**** EXTRAIT SOURCE

CHAPITRE TROISIÈME : LE CONCILE VATICAN
II EN QUESTION
Après avoir clarifié les principes que la réflexion
théologique séculaire nous livre, il nous reste à voir de quelle façon ces
principes sont applicables au problème en question, à savoir le Concile
Vatican II.
Qu’il nous soit permis, avant tout, de mettre
en évidence un corollaire de l’argumentation précédente. On pourrait se
demander, en effet, si ce que nous venons d’exposer est également applicable
à un Concile œcuménique, c’est-à-dire à ce qui est communément considéré
comme un acte de Magistère extraordinaire.
Nous recourons encore une fois au raisonnement
du cardinal Journet : « Le pouvoir de régir l’Église universelle réside
d’abord dans le souverain Pontife, puis dans le collège épiscopal qui lui
est uni ; et il peut être exercé soit uniquement par le souverain Pontife,
soit solidairement par le souverain Pontife et le collège épiscopal : le
pouvoir du souverain Pontife seul et le pouvoir du souverain Pontife uni au collège
apostolique constituant non pas deux pouvoirs adéquatement distincts, mais un
seul pouvoir suprême considéré d’une part dans la tête de l’Église
enseignante, où il réside tout entier et comme dans sa source, d’autre part
à la fois dans la tête et dans le corps de l’Église enseignante… »[31].
La conséquence de cette vérité est que les décisions
d’un Concile « ne sont péremptoires que lorsqu’elles sont prononcées en
collaboration actuelle avec le souverain Pontife, ou ratifiées ultérieurement
par lui »[32].
La distinction entre l’enseignement donné par
le Pape seorsim ou simul cum Episcopis[33] concerne donc la modalité
d’exercice du Magistère (le Chef seul ou le Chef et le corps enseignant tout
entier), et non son essence.

********
**** BLOC DE DONNÉES

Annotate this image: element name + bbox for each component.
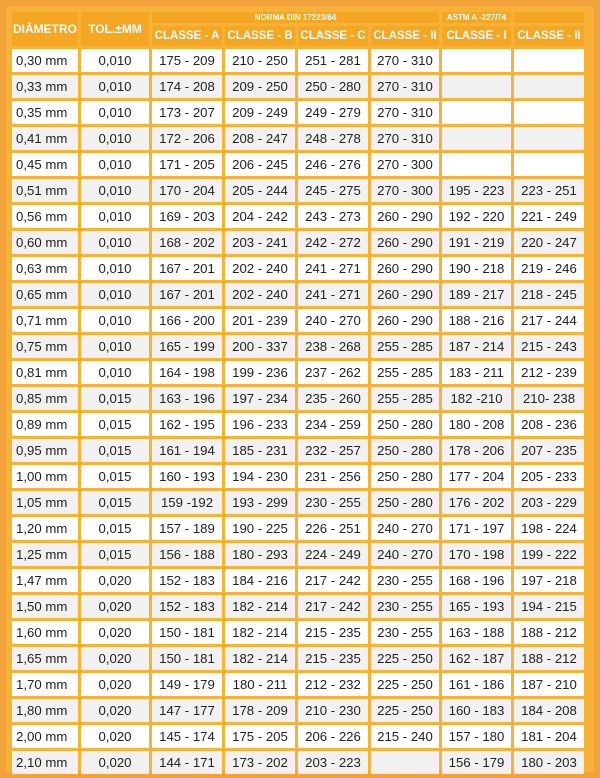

********

CONSIGNE =>
Répondez, s'il vous plaît, à ces questions sur l'extrait consacré au concile Vatican II :
(a) Selon la citation du cardinal Journet, en qui le pouvoir de régir l'Église universelle réside-t-il d'abord ?
(b) À quelles conditions les décisions d'un Concile sont-elles péremptoires ?
(c) Que concerne la distinction entre l'enseignement donné par le Pape « seorsim » ou « simul cum Episcopis » ?
Ces données proviennent d'une autre source que l'extrait.

RÉPONSE =>
(a) Dans le souverain Pontife.
(b) Lorsqu'elles sont prononcées en collaboration actuelle avec le souverain Pontife, ou ratifiées ultérieurement par lui.
(c) La modalité d'exercice du Magistère, et non son essence.